*GOAL*. Repeat the whole of the data, keeping every detail the same.

*RECORDS SUPPLIED*.

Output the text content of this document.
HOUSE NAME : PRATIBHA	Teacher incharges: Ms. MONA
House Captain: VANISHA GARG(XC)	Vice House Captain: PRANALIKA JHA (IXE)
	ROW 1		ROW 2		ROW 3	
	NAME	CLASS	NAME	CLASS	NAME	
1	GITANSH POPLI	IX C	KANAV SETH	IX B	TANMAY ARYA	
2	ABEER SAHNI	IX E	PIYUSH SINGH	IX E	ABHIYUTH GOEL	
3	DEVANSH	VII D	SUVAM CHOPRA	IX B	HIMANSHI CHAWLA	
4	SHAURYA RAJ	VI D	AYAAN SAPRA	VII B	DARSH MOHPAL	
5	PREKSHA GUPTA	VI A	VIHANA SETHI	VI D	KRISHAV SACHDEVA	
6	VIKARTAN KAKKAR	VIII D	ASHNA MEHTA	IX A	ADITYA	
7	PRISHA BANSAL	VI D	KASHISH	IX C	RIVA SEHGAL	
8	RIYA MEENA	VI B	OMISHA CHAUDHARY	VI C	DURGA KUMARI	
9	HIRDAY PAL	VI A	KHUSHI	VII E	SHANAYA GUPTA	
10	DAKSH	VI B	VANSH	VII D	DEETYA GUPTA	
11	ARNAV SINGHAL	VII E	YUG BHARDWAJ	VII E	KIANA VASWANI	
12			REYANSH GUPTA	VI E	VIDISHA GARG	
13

*WORKED ANSWER*.
Output the text content of this document.
HOUSE NAME : PRATIBHA	Teacher incharges: Ms. MONA
House Captain: VANISHA GARG(XC)	Vice House Captain: PRANALIKA JHA (IXE)
	ROW 1		ROW 2		ROW 3	
	NAME	CLASS	NAME	CLASS	NAME	
1	GITANSH POPLI	IX C	KANAV SETH	IX B	TANMAY ARYA	
2	ABEER SAHNI	IX E	PIYUSH SINGH	IX E	ABHIYUTH GOEL	
3	DEVANSH	VII D	SUVAM CHOPRA	IX B	HIMANSHI CHAWLA	
4	SHAURYA RAJ	VI D	AYAAN SAPRA	VII B	DARSH MOHPAL	
5	PREKSHA GUPTA	VI A	VIHANA SETHI	VI D	KRISHAV SACHDEVA	
6	VIKARTAN KAKKAR	VIII D	ASHNA MEHTA	IX A	ADITYA	
7	PRISHA BANSAL	VI D	KASHISH	IX C	RIVA SEHGAL	
8	RIYA MEENA	VI B	OMISHA CHAUDHARY	VI C	DURGA KUMARI	
9	HIRDAY PAL	VI A	KHUSHI	VII E	SHANAYA GUPTA	
10	DAKSH	VI B	VANSH	VII D	DEETYA GUPTA	
11	ARNAV SINGHAL	VII E	YUG BHARDWAJ	VII E	KIANA VASWANI	
12			REYANSH GUPTA	VI E	VIDISHA GARG	
13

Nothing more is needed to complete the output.